Exercise: Write the material out again in full, word for word. Do not include the pictures.

Data for the task:
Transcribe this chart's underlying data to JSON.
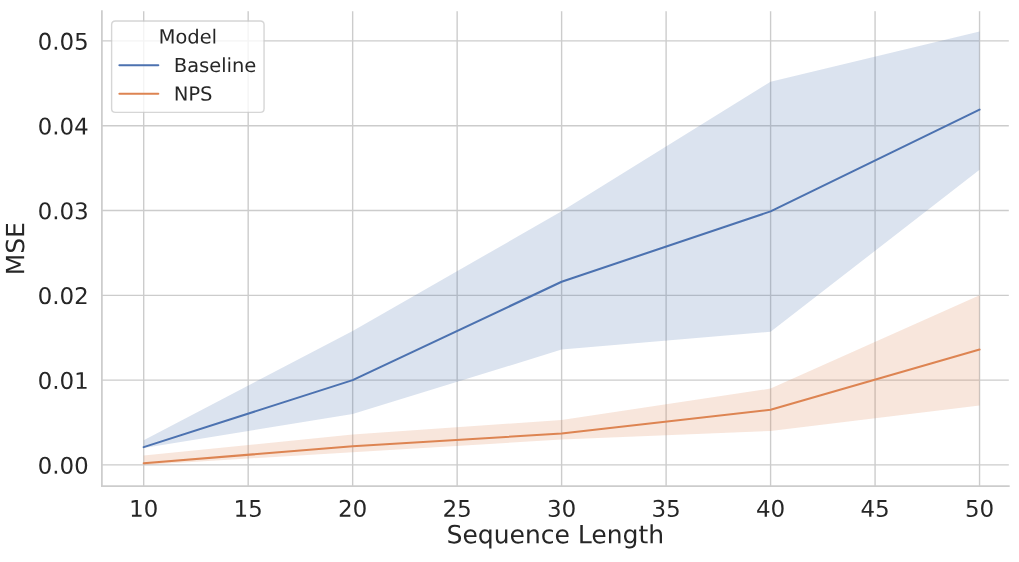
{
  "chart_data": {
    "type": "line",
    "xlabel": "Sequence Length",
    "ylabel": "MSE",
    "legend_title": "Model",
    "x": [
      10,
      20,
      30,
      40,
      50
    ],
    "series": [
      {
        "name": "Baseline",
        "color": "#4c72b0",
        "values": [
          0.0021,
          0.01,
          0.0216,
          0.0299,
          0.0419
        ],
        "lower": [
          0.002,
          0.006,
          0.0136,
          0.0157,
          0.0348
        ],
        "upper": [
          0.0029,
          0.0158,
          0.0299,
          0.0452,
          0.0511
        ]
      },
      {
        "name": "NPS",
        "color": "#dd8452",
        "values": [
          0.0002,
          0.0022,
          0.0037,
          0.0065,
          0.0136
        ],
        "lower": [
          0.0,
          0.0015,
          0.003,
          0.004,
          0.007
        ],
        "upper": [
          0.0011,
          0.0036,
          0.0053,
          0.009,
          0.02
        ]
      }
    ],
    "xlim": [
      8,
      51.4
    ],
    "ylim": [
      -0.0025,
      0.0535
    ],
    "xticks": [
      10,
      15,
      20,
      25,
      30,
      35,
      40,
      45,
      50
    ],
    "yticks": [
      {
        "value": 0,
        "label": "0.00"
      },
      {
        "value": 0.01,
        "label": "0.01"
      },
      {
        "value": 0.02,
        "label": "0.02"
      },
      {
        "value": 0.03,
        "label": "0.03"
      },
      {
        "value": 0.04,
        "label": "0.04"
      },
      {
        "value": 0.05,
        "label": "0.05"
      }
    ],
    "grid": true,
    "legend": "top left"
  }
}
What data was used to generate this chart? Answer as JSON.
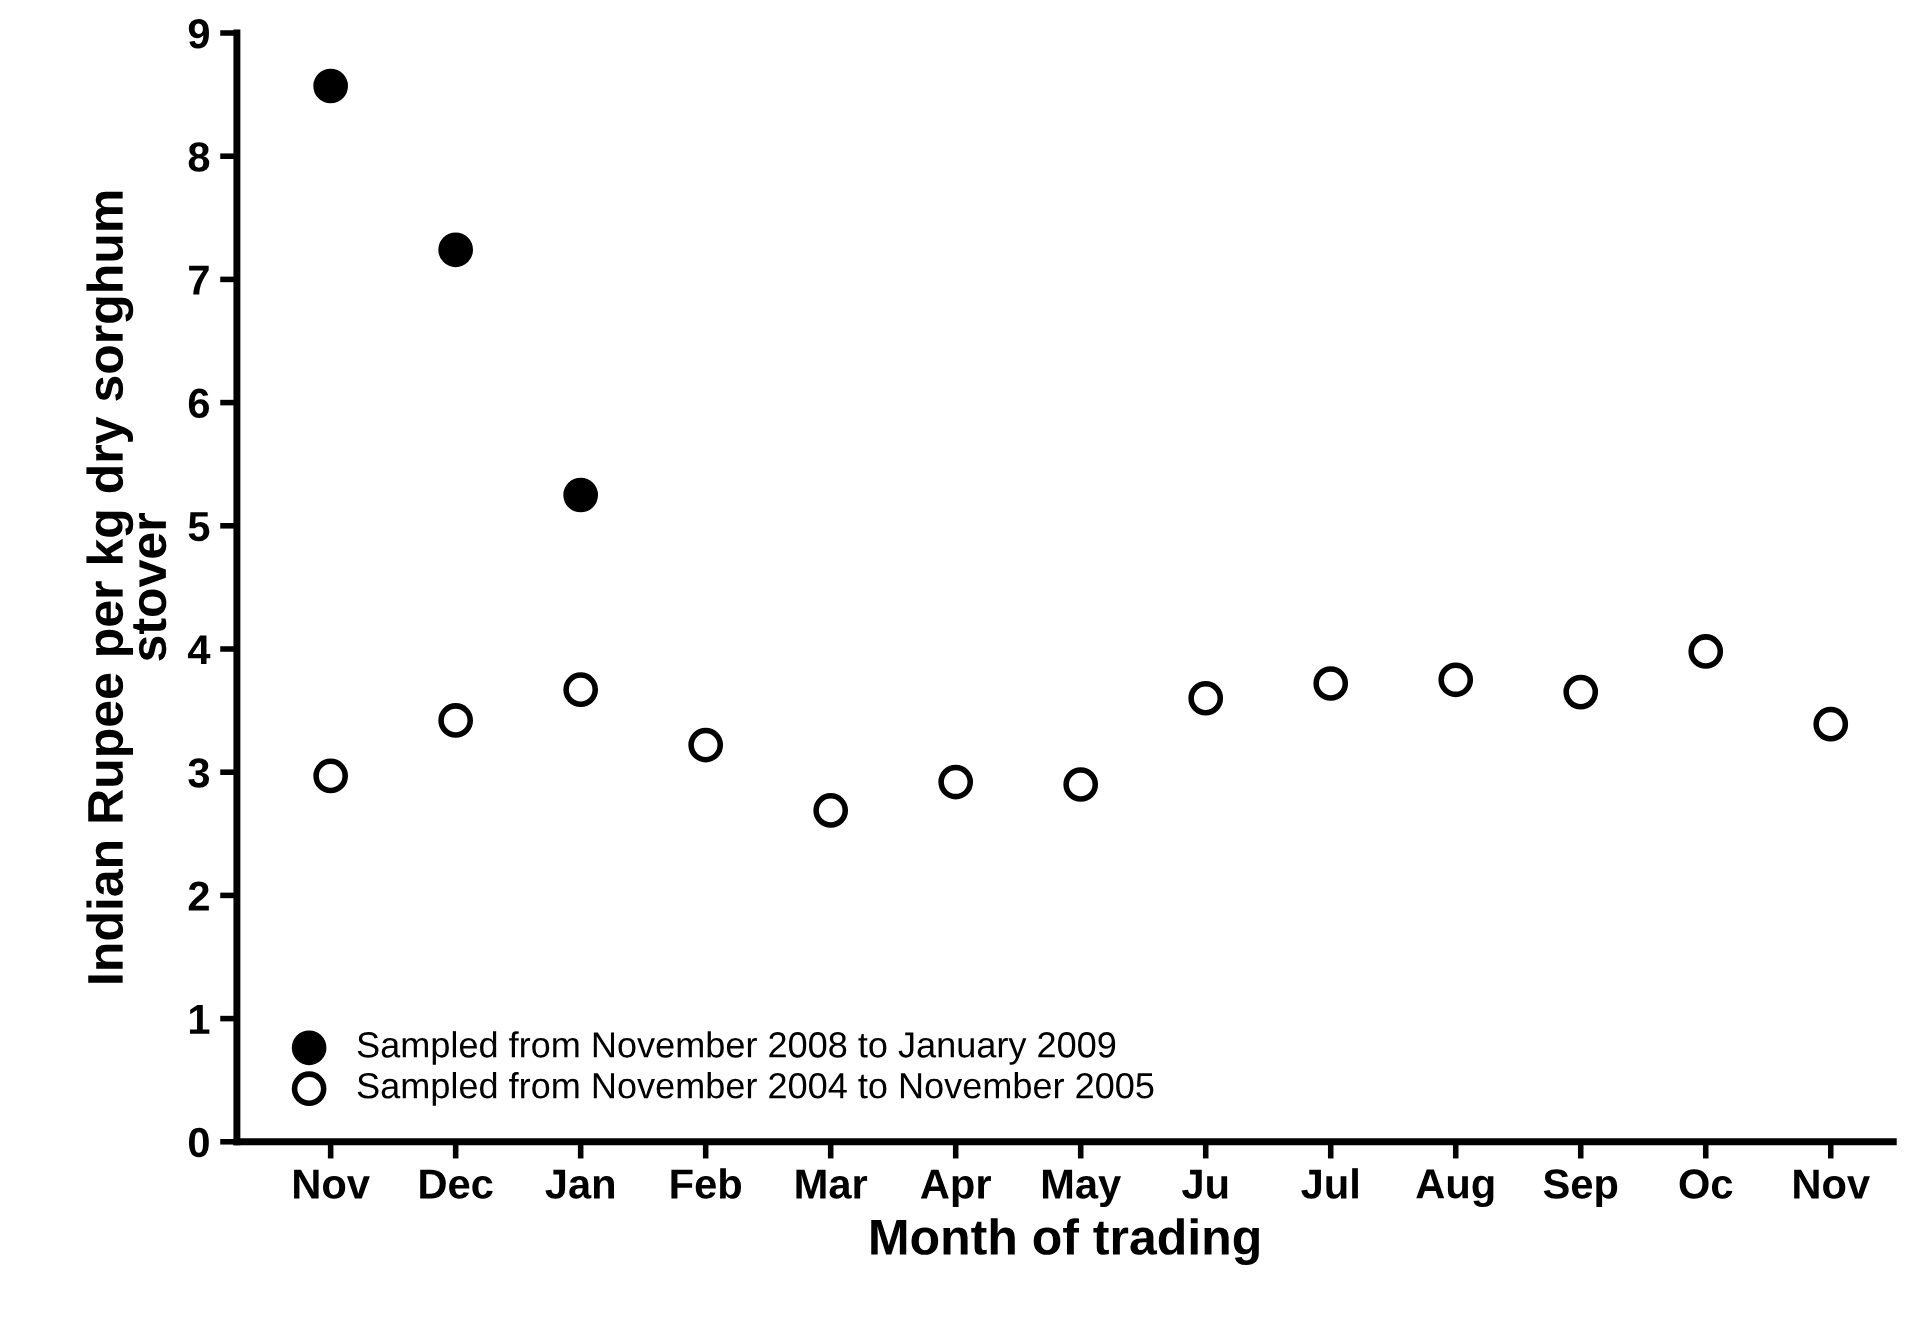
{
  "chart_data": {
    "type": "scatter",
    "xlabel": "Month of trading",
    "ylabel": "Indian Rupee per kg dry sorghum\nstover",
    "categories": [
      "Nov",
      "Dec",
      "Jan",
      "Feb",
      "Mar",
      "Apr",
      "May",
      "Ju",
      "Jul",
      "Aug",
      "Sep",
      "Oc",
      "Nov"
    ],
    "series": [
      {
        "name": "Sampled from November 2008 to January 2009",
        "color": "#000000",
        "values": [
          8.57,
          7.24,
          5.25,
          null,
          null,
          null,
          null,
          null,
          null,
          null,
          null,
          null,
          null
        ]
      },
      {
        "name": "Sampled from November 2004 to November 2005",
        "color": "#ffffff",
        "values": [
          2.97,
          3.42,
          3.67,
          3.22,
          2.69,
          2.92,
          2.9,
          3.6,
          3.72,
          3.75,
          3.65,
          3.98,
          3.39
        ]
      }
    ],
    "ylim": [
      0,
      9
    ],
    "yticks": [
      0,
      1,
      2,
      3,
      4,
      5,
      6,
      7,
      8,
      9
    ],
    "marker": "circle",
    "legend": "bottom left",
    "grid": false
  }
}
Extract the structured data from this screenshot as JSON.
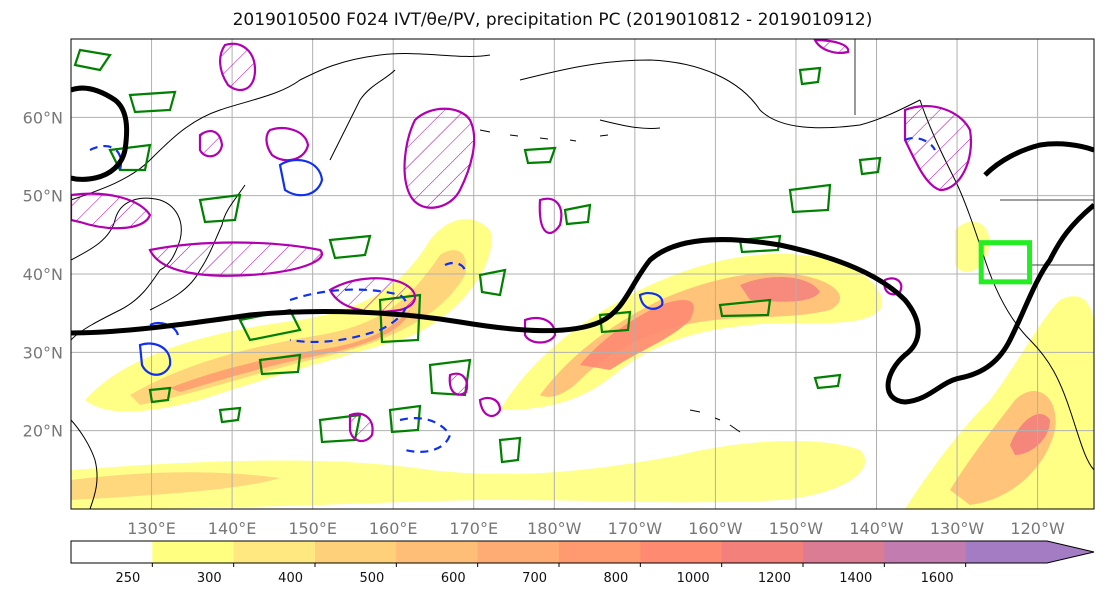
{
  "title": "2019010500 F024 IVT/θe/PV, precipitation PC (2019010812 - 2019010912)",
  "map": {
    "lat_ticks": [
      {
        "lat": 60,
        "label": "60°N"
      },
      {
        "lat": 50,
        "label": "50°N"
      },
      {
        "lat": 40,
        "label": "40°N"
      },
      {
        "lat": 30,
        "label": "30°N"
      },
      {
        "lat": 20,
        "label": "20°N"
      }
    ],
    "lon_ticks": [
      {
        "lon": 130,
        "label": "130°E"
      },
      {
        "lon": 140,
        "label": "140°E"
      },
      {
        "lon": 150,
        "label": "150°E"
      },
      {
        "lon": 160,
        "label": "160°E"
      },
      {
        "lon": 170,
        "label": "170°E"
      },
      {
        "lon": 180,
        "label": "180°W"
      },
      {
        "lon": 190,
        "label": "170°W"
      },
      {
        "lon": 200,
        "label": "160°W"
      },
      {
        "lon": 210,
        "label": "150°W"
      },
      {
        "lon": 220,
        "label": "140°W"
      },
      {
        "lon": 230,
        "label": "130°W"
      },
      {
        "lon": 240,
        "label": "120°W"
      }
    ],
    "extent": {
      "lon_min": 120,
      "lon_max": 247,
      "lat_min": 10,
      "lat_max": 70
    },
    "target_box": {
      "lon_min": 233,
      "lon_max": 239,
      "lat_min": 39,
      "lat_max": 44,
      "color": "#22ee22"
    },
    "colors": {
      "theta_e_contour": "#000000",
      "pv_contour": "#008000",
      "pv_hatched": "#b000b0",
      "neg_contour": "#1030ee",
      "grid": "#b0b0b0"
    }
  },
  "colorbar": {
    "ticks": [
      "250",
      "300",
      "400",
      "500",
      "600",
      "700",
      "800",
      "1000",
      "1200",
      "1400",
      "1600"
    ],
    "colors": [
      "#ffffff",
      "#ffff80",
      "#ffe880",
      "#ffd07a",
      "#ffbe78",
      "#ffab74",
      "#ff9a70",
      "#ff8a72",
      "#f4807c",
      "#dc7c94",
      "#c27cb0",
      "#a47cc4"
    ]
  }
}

Solution to the exercise:
Transcribe this chart's underlying data to JSON.
{
  "chart_data": {
    "type": "line",
    "xlabel": "Sequence Length",
    "ylabel": "MSE",
    "legend_title": "Model",
    "x": [
      10,
      20,
      30,
      40,
      50
    ],
    "series": [
      {
        "name": "Baseline",
        "color": "#4c72b0",
        "values": [
          0.0021,
          0.01,
          0.0216,
          0.0299,
          0.0419
        ],
        "lower": [
          0.002,
          0.006,
          0.0136,
          0.0157,
          0.0348
        ],
        "upper": [
          0.0029,
          0.0158,
          0.0299,
          0.0452,
          0.0511
        ]
      },
      {
        "name": "NPS",
        "color": "#dd8452",
        "values": [
          0.0002,
          0.0022,
          0.0037,
          0.0065,
          0.0136
        ],
        "lower": [
          0.0,
          0.0015,
          0.003,
          0.004,
          0.007
        ],
        "upper": [
          0.0011,
          0.0036,
          0.0053,
          0.009,
          0.02
        ]
      }
    ],
    "xlim": [
      8,
      51.4
    ],
    "ylim": [
      -0.0025,
      0.0535
    ],
    "xticks": [
      10,
      15,
      20,
      25,
      30,
      35,
      40,
      45,
      50
    ],
    "yticks": [
      {
        "value": 0,
        "label": "0.00"
      },
      {
        "value": 0.01,
        "label": "0.01"
      },
      {
        "value": 0.02,
        "label": "0.02"
      },
      {
        "value": 0.03,
        "label": "0.03"
      },
      {
        "value": 0.04,
        "label": "0.04"
      },
      {
        "value": 0.05,
        "label": "0.05"
      }
    ],
    "grid": true,
    "legend": "top left"
  }
}
What data was used to generate this chart? Answer as JSON.
{
  "chart_data": {
    "type": "scatter",
    "xlabel": "Month of trading",
    "ylabel": "Indian Rupee per kg dry sorghum\nstover",
    "categories": [
      "Nov",
      "Dec",
      "Jan",
      "Feb",
      "Mar",
      "Apr",
      "May",
      "Ju",
      "Jul",
      "Aug",
      "Sep",
      "Oc",
      "Nov"
    ],
    "series": [
      {
        "name": "Sampled from November 2008 to January 2009",
        "color": "#000000",
        "values": [
          8.57,
          7.24,
          5.25,
          null,
          null,
          null,
          null,
          null,
          null,
          null,
          null,
          null,
          null
        ]
      },
      {
        "name": "Sampled from November 2004 to November 2005",
        "color": "#ffffff",
        "values": [
          2.97,
          3.42,
          3.67,
          3.22,
          2.69,
          2.92,
          2.9,
          3.6,
          3.72,
          3.75,
          3.65,
          3.98,
          3.39
        ]
      }
    ],
    "ylim": [
      0,
      9
    ],
    "yticks": [
      0,
      1,
      2,
      3,
      4,
      5,
      6,
      7,
      8,
      9
    ],
    "marker": "circle",
    "legend": "bottom left",
    "grid": false
  }
}
Extract the structured data from this screenshot as JSON.
{
  "title": "2019010500 F024 IVT/θe/PV, precipitation PC (2019010812 - 2019010912)",
  "map": {
    "lat_ticks": [
      {
        "lat": 60,
        "label": "60°N"
      },
      {
        "lat": 50,
        "label": "50°N"
      },
      {
        "lat": 40,
        "label": "40°N"
      },
      {
        "lat": 30,
        "label": "30°N"
      },
      {
        "lat": 20,
        "label": "20°N"
      }
    ],
    "lon_ticks": [
      {
        "lon": 130,
        "label": "130°E"
      },
      {
        "lon": 140,
        "label": "140°E"
      },
      {
        "lon": 150,
        "label": "150°E"
      },
      {
        "lon": 160,
        "label": "160°E"
      },
      {
        "lon": 170,
        "label": "170°E"
      },
      {
        "lon": 180,
        "label": "180°W"
      },
      {
        "lon": 190,
        "label": "170°W"
      },
      {
        "lon": 200,
        "label": "160°W"
      },
      {
        "lon": 210,
        "label": "150°W"
      },
      {
        "lon": 220,
        "label": "140°W"
      },
      {
        "lon": 230,
        "label": "130°W"
      },
      {
        "lon": 240,
        "label": "120°W"
      }
    ],
    "extent": {
      "lon_min": 120,
      "lon_max": 247,
      "lat_min": 10,
      "lat_max": 70
    },
    "target_box": {
      "lon_min": 233,
      "lon_max": 239,
      "lat_min": 39,
      "lat_max": 44,
      "color": "#22ee22"
    },
    "colors": {
      "theta_e_contour": "#000000",
      "pv_contour": "#008000",
      "pv_hatched": "#b000b0",
      "neg_contour": "#1030ee",
      "grid": "#b0b0b0"
    }
  },
  "colorbar": {
    "ticks": [
      "250",
      "300",
      "400",
      "500",
      "600",
      "700",
      "800",
      "1000",
      "1200",
      "1400",
      "1600"
    ],
    "colors": [
      "#ffffff",
      "#ffff80",
      "#ffe880",
      "#ffd07a",
      "#ffbe78",
      "#ffab74",
      "#ff9a70",
      "#ff8a72",
      "#f4807c",
      "#dc7c94",
      "#c27cb0",
      "#a47cc4"
    ]
  }
}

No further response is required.